--- Begin ITEMS ---
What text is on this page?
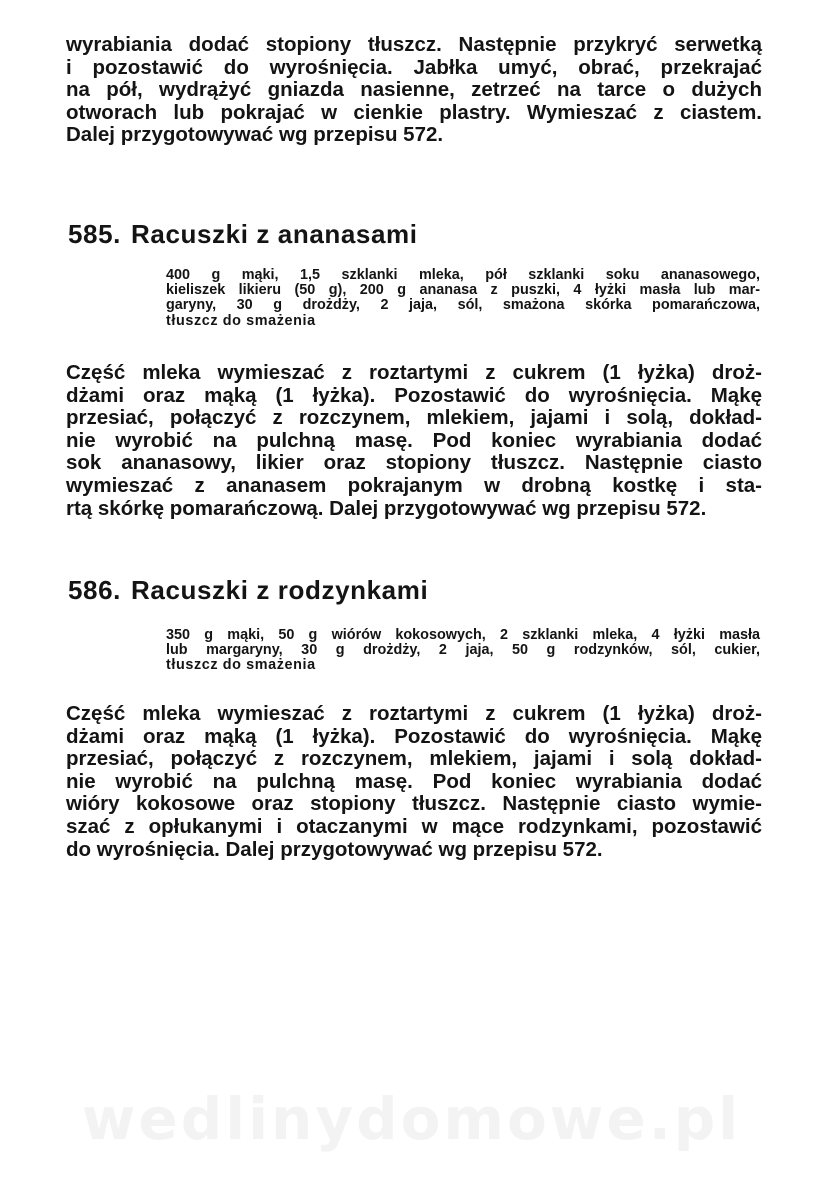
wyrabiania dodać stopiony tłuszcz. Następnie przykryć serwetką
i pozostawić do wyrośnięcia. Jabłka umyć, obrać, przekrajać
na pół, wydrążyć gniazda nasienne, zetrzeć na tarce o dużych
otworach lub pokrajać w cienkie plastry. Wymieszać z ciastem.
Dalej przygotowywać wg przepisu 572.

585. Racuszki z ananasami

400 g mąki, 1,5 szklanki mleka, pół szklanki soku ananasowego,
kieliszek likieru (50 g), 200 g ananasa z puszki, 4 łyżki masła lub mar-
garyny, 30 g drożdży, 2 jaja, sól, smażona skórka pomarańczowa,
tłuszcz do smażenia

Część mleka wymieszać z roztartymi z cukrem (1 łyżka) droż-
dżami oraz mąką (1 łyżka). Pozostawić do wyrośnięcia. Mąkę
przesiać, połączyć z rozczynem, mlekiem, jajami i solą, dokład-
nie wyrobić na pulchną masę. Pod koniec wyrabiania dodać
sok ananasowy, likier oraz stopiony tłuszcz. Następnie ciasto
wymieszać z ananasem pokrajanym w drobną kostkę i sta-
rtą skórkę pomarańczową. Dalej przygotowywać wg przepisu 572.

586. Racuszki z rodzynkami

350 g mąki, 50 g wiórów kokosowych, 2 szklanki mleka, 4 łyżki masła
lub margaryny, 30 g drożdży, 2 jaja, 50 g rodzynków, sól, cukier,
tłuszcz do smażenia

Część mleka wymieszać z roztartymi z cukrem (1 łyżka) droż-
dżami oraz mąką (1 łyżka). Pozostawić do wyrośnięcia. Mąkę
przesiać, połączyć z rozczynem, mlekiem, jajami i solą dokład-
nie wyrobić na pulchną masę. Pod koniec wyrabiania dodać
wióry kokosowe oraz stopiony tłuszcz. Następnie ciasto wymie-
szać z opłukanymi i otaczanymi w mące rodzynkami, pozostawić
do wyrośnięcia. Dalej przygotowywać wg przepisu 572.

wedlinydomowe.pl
--- End ITEMS ---
--- Begin ITEMS ---
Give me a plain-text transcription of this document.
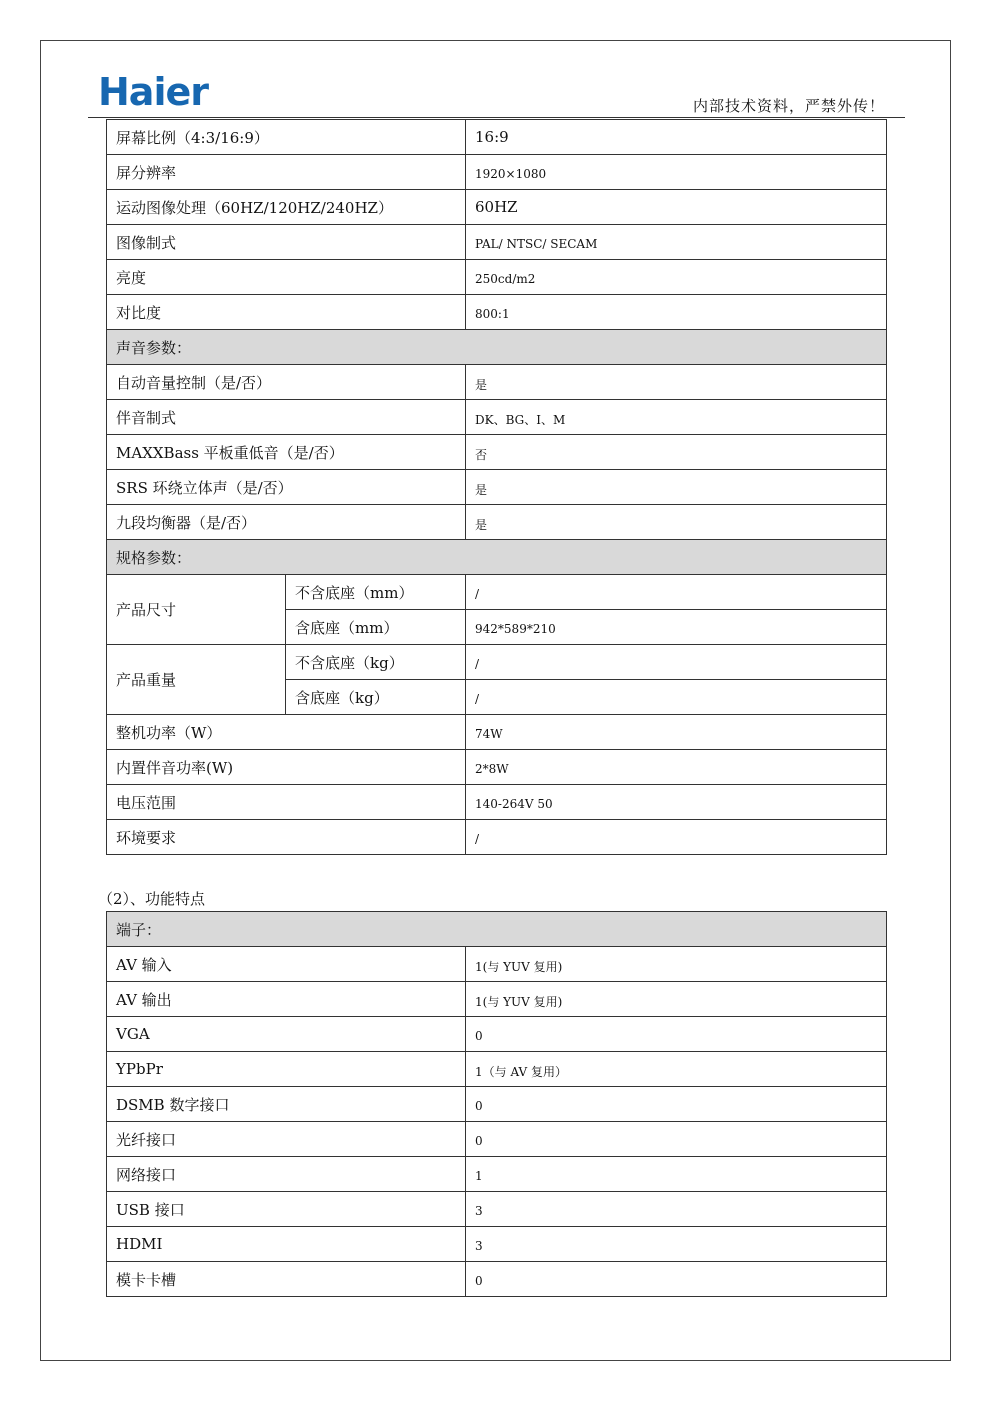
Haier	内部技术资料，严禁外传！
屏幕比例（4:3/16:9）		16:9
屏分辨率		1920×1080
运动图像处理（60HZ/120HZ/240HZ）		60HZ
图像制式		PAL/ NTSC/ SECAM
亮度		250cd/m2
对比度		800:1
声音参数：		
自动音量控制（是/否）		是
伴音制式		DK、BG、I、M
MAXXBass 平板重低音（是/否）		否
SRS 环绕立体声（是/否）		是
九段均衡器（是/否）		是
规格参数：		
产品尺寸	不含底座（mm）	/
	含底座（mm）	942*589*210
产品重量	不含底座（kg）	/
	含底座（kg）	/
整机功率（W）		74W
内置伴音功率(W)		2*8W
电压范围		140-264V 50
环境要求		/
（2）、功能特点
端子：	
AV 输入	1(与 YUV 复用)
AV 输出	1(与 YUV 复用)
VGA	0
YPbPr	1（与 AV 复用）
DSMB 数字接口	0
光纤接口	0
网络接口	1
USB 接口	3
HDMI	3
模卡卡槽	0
--- End ITEMS ---
● **SHORT EXERCISE**:
Copy out each line of the records that holds the string "dokład".

● **RESULT**:
przesiać, połączyć z rozczynem, mlekiem, jajami i solą, dokład-
przesiać, połączyć z rozczynem, mlekiem, jajami i solą dokład-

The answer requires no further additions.